* **Obiettivo dell'esercizio**:
Continua l'articolo sull'esordio di Davide Bartesaghi nel Milan a partire dalla sua ultima frase.

--- Testo del documento ---

Subentrato al 75′ minuto di Milan-Verona, Davide Bartesaghi a soli 17 anni ha esordito in prima squadra con i rossoneri. Suo padre, Daniele, è un artigiano della Brianza, milanista di nascita. Commosso, con la voce rotta dal piatno racconta a gianlucadimarzio.com le origini di una bella favola a tinte rossonere. “L’emozione è fortissima. Già l’anno scorso, quando è andato a Colonia con Pioli e ha esordito, è stato incredibile. L’ho visto entrare in campo e ho sentito il cuore stringersi. Non ci credevo, nulla di tutto questo era calcolato. Era solo un divertimento, un sogno: sta diventando realtà“.
Bartesaghi, diciassette anni, è un aspirante-Theo, con un fisico importante e un mancino da top player. Le caratteristiche tecniche sono facili da descrivere. Papà Daniele, invece, ci racconta i dietro le quinte: “Caratterialmente è chiuso, timido e rispettoso, non è un ragazzo sfacciato. Ha bisogno del suo tempo, ma sa gestire molto bene l’emozione: mi ha detto che in Youth League i fischi lo caricavano. Ora speriamo che impari molto, è un’opportunità unica. Lui sa che se ha bisogno ci sono sempre: di professione sono un artigiano muratore, lavoro da solo, quindi mi gestisco i tempi. Lo porto avanti e indietro se serve, perché questo è il suo sogno“.
La voce di Daniele Bartesaghi dice tutto. È quella di un padre orgoglioso e umile. Ci chiede qualche secondo di pausa: “Scusate, mi sono commosso”. Si schiarisce la voce e ripartiamo: “Ogni ragazzo ha il suo livello di potenziale, non so quale sarà quello di Davide. Ma è arrivato fin qui, mi ha fatto il regalo più bello del mondo”. Lo deve al suo impegno. Ricordo che durante la pandemia, un giorno, è venuto da me e mi ha chiesto: ‘Papà, mi servirebbero degli attrezzi per allenarmi’. I negozi erano chiusi. Così, gli ho preparato io dei bilancieri e dei pesi artigianali, con i materiali che avevo. Andava in camera e si allenava da solo, senza dire niente. In quel periodo è esploso fisicamente”.

--- Righe estratte ---

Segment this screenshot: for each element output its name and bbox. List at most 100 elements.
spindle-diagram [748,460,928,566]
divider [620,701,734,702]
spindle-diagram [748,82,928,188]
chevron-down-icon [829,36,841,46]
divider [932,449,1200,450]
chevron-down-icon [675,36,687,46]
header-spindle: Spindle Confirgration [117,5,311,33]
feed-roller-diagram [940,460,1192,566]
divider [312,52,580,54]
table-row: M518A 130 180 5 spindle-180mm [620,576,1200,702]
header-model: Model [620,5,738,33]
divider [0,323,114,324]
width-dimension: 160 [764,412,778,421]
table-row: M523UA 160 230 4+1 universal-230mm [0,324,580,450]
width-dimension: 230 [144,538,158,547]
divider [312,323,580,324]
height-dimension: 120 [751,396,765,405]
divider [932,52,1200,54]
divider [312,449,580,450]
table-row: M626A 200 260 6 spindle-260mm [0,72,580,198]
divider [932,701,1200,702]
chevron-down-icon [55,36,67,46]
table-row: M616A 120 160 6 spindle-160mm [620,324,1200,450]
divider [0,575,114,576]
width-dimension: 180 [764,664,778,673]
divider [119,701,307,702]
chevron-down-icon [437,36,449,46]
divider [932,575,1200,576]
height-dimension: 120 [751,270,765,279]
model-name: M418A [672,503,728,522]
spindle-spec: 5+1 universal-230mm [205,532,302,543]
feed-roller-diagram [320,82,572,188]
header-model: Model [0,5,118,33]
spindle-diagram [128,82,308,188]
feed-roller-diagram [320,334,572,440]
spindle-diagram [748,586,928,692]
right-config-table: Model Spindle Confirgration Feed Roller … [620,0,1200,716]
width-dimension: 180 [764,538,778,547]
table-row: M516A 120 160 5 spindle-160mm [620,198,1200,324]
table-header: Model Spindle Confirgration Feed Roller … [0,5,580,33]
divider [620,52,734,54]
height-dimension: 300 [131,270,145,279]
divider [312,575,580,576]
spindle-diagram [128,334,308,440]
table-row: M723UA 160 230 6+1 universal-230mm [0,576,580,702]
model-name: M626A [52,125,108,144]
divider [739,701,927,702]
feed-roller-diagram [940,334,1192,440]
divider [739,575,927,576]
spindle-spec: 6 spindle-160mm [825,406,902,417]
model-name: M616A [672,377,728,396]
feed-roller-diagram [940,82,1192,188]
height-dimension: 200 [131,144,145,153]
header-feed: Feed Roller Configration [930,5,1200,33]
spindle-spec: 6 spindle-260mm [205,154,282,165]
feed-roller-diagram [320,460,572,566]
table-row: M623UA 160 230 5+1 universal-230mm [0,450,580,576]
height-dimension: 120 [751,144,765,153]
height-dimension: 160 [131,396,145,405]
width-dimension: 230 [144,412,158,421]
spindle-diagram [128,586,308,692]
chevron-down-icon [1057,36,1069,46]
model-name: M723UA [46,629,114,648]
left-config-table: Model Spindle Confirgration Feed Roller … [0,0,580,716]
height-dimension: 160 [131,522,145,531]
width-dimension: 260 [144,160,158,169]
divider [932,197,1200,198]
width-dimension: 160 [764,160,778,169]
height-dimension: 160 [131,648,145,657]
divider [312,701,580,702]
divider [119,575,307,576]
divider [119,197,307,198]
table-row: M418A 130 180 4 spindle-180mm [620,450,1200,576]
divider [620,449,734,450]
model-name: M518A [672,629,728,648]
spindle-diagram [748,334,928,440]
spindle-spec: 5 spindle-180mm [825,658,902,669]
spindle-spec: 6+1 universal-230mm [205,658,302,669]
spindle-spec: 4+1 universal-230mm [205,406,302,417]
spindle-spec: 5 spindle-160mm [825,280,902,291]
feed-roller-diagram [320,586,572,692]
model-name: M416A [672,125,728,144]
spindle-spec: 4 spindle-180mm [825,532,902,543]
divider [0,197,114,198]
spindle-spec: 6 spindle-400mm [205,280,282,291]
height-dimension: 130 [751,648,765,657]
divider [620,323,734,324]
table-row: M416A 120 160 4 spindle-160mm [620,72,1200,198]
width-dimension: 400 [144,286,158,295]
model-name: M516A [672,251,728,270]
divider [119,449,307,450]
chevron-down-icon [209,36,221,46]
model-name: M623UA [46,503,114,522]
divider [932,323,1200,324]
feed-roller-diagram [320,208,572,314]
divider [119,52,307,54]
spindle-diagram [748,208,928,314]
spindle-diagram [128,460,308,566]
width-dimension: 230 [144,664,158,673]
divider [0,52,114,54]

---

* **Risposta scritta**:
Ora il grande salto lo aspetta, dopo una stagione da sotto età in Primavera: “Con Abate non era sempre un titolare, ma la cosa non mi ha mai preoccupato. So che il club ha fiducia in lui, ci vuole pazienza. Intanto, in prima squadra un anno fa lo chiamavano per cognome, ora lo chiamano per nome. È una cosa bellissima. Mi racconta che si trova bene con i compagni più grandi: avere il loro supporto è fondamentale. Sono idoli per me che sono un semplice tifoso, figuriamoci per lui”.
“Pioli lo conosce bene, vuole farlo crescere perché ci vede ampi margini”. E ora, anche Franco Baresi è più vicino alla squadra. Daniele scandisce bene quel nome: l’idolo di sempre, il mito di una vita. “Baresi”: “Racconta ai giovani la sua esperienza, che è storia. Loro devono apprendere, sono lezioni di calcio”.
Da Annone Brianza agli Stati Uniti. I colori rossoneri sono stati sempre un filo conduttore… o quasi: “Quando aveva quattro anni e giocava all’oratorio mi hanno subito detto: ‘Ha una marcia in più’. Il primo club a cercarlo fu il Milan, ma alla fine, sotto consiglio, lo mandai all’Atalanta. Però, ero nuovo nell’ambiente e non ho mai firmato il cartellino: così dopo un anno e mezzo a Bergamo siamo andati al Milan. Al Vismara, al provino, c’erano Inzaghi, Carbone e Maldini. Mi hanno chiesto se Davide volesse far parte della famiglia rossonera. Io non ho avuto parole per rispondere, ero bloccato. Ci ha pensato lui: ‘Sì’. Sono passati undici anni. E ora siamo qui, lo guardo partire con i grandi”. Storie di calcio, di amore e di Milan. “Vai, impara, sogna”, firmato “papà”.